• _TASK INSTRUCTIONS_
Filter the listing below, copying every line in which the word "text" appears.
○ ○ ○ ○
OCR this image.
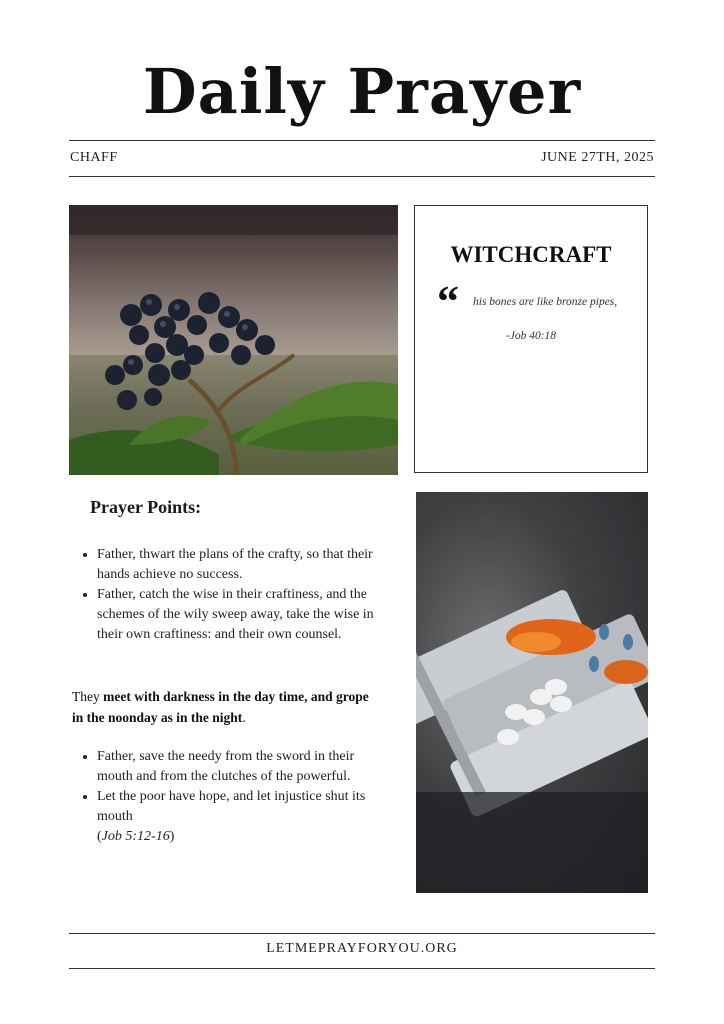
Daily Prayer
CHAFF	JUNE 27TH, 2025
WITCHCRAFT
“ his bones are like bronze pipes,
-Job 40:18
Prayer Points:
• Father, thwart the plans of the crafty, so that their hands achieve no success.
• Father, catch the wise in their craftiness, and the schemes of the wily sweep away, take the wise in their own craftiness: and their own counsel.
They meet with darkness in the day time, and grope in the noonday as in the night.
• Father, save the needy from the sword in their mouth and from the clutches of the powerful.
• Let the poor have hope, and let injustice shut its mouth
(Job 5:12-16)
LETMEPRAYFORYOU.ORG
○ ○ ○ ○
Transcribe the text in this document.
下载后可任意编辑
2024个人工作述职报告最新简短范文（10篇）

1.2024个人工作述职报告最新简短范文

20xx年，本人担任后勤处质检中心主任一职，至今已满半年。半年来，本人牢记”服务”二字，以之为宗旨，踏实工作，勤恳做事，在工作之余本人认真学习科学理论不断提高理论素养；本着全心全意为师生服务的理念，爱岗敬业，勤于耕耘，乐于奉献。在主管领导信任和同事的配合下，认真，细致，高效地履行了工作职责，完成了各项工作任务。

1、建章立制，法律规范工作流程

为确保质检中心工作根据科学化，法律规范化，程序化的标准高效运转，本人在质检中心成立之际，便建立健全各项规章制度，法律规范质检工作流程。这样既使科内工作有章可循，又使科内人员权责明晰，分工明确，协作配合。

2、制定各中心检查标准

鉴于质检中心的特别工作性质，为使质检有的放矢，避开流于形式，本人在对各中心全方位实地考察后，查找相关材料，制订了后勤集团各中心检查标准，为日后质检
○ ○ ○ ○
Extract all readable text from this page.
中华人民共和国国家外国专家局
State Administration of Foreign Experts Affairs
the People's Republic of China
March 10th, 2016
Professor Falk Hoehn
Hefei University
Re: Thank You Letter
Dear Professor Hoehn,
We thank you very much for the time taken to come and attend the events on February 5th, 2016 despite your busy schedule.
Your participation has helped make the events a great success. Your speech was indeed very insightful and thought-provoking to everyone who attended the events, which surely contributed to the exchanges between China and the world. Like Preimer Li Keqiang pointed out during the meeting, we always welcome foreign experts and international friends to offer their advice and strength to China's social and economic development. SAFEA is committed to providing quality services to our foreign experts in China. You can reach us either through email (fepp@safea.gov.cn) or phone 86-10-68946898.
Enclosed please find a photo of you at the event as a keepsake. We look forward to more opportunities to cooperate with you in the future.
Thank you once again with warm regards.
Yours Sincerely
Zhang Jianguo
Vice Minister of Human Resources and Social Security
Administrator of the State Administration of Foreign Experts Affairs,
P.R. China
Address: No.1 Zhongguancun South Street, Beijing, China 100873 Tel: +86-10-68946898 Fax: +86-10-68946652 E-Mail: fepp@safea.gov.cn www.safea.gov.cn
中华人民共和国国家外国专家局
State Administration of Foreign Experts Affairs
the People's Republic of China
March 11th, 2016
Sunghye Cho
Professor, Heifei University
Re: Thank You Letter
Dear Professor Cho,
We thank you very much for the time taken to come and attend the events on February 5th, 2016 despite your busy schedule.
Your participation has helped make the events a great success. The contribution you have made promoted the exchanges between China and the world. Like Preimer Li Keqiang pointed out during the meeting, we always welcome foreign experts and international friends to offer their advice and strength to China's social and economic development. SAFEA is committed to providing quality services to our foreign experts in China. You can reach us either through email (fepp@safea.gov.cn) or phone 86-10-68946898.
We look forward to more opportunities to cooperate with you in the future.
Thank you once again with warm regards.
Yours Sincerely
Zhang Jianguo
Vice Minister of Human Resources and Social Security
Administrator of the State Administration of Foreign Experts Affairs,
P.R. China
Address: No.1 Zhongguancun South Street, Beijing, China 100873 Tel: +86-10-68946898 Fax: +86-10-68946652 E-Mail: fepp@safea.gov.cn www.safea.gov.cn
○ ○ ○ ○
• _THE RESULT_
Transcribe the text in this document.
Extract all readable text from this page.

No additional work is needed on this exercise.